» Collected data entries:
· · ·
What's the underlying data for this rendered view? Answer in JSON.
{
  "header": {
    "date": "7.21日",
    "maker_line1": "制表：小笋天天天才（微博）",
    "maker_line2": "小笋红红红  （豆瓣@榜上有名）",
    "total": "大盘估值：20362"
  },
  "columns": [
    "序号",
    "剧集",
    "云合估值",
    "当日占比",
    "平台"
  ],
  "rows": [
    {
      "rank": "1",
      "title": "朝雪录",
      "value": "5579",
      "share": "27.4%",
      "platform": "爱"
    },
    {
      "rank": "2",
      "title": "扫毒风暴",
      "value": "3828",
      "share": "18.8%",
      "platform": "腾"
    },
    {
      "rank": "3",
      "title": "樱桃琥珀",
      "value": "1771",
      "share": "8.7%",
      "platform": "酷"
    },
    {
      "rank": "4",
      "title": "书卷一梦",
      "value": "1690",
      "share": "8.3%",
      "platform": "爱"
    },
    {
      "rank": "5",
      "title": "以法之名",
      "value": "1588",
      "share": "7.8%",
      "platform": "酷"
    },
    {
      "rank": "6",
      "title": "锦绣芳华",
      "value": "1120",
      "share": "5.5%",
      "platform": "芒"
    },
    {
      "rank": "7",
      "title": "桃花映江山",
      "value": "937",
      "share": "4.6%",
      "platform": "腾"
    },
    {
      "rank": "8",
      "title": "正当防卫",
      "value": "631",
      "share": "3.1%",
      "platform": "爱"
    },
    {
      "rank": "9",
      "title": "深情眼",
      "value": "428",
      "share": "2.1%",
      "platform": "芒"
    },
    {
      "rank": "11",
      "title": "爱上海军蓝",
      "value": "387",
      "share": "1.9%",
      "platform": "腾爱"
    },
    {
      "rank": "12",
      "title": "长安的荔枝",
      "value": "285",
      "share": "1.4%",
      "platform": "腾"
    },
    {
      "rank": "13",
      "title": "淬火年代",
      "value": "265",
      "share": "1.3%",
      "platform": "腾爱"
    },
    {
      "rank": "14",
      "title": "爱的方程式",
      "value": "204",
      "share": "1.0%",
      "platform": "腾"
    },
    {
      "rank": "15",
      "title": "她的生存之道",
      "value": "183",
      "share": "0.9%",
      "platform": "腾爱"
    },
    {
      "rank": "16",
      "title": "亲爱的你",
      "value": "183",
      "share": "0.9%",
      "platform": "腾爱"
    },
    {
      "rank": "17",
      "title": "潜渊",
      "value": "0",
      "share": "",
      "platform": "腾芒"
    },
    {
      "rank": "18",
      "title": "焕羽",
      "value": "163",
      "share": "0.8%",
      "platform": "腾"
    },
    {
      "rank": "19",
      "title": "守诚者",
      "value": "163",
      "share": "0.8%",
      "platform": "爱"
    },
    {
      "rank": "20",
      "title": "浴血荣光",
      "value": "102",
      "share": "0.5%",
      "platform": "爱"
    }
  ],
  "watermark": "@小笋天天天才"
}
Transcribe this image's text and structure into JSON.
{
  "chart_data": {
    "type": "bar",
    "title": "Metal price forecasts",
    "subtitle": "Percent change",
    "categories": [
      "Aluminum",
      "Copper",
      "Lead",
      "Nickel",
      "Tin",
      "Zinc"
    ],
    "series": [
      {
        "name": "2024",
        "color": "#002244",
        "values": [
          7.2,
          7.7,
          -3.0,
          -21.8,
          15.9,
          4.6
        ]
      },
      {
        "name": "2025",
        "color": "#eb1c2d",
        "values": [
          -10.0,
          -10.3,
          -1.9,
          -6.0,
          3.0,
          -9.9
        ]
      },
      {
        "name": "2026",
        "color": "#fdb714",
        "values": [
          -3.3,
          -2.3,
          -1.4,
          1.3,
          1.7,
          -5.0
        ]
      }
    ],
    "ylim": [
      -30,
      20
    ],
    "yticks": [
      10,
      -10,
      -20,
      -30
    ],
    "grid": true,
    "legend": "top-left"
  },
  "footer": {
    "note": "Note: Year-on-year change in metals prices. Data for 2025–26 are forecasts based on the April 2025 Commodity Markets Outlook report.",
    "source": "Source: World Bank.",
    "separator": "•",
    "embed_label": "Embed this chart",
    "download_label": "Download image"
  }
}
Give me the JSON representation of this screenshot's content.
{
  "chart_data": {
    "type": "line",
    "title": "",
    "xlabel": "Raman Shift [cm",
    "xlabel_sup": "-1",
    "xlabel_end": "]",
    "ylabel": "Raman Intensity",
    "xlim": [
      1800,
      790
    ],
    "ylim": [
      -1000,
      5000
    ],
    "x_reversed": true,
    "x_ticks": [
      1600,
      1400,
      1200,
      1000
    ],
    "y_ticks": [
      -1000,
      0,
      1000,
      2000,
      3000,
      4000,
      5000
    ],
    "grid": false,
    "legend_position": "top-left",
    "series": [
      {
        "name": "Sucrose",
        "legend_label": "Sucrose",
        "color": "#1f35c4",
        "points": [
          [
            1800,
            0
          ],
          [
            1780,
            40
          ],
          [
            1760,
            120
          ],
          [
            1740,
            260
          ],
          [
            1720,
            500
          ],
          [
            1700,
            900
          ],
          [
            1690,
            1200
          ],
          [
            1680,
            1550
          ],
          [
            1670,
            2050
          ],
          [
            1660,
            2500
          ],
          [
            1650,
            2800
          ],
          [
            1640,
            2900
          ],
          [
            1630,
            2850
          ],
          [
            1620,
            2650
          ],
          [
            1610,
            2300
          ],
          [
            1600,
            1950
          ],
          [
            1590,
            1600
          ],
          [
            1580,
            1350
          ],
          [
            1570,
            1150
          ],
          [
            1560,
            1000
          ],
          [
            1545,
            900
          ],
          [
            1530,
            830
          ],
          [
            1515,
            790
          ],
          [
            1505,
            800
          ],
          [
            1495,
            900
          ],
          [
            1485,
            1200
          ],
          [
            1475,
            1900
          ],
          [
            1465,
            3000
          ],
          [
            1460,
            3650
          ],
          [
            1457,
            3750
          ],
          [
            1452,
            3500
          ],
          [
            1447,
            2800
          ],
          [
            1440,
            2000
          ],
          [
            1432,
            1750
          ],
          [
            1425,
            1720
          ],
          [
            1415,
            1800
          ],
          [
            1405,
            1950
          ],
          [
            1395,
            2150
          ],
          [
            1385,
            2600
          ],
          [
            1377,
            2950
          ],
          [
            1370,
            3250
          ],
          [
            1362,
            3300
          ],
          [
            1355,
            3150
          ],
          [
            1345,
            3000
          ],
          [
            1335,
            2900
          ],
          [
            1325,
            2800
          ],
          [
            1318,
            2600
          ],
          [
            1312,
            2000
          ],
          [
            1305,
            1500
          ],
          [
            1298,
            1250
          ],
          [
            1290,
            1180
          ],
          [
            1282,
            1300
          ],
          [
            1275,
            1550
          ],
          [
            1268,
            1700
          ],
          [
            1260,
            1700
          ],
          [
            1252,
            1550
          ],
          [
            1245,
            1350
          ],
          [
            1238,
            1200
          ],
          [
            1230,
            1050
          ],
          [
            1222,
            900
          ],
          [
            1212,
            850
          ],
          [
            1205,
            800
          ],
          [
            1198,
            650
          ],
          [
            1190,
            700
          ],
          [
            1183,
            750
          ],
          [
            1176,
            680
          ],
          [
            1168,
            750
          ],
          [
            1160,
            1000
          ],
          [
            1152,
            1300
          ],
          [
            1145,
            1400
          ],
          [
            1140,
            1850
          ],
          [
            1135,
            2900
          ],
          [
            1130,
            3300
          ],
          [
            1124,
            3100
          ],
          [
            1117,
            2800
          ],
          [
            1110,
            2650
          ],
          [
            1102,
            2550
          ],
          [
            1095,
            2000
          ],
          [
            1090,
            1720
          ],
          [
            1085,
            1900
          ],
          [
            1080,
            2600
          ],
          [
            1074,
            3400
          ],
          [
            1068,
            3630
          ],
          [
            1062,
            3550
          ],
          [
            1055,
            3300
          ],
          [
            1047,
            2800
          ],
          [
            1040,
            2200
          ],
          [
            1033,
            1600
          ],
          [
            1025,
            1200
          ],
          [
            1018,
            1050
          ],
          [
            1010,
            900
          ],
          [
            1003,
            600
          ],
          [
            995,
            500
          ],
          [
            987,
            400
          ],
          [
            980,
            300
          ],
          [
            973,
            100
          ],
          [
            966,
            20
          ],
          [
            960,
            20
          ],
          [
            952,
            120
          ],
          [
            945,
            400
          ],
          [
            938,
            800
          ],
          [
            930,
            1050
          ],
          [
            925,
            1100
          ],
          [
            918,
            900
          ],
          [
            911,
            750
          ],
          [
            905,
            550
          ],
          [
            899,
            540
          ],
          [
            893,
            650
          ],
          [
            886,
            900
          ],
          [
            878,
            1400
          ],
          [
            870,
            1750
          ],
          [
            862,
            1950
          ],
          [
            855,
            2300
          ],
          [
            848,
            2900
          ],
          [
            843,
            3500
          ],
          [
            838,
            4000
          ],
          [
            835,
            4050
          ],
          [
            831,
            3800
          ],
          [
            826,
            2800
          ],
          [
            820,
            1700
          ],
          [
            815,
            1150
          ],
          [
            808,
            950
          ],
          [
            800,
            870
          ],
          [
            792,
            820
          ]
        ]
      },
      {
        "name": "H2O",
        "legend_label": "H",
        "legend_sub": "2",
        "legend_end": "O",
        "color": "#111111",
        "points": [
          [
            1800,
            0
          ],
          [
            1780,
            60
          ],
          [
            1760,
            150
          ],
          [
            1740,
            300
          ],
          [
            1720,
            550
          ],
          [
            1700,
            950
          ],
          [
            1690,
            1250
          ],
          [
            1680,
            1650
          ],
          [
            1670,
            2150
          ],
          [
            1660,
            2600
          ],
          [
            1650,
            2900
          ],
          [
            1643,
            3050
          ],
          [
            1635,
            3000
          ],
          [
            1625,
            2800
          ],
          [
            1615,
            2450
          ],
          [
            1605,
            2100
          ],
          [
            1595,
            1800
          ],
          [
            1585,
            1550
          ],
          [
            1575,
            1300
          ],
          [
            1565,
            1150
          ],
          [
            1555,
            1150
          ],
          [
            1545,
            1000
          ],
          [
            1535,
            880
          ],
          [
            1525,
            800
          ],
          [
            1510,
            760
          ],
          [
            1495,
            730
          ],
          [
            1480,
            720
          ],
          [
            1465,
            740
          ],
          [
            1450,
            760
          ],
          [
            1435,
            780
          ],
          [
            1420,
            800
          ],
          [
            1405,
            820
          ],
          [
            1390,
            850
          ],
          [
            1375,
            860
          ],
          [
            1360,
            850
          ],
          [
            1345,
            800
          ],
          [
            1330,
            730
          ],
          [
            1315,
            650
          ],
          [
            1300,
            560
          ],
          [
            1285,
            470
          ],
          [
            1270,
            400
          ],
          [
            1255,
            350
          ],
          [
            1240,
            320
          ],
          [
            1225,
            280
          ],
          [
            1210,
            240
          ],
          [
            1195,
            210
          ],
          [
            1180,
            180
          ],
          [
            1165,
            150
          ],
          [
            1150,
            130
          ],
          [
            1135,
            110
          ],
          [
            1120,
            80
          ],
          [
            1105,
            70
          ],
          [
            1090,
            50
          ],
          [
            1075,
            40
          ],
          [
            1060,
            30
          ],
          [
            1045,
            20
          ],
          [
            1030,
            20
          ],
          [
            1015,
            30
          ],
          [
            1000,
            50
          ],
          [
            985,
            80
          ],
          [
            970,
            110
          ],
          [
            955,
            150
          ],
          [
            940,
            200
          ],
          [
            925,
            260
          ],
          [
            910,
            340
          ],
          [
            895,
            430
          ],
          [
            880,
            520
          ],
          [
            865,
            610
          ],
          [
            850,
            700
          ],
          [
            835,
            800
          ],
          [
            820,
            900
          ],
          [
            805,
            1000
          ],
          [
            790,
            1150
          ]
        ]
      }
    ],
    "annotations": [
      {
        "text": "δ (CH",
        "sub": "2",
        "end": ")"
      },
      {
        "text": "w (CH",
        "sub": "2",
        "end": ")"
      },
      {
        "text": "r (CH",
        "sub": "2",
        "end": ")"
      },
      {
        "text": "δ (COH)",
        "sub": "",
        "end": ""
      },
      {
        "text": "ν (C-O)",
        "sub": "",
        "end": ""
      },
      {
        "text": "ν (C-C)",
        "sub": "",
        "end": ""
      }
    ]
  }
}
· · ·
» EXERCISE DIRECTIONS: Of the lines in this data, how many contain "left"? Reply with only the number.

» SOLUTION TO THE PROBLEM: 2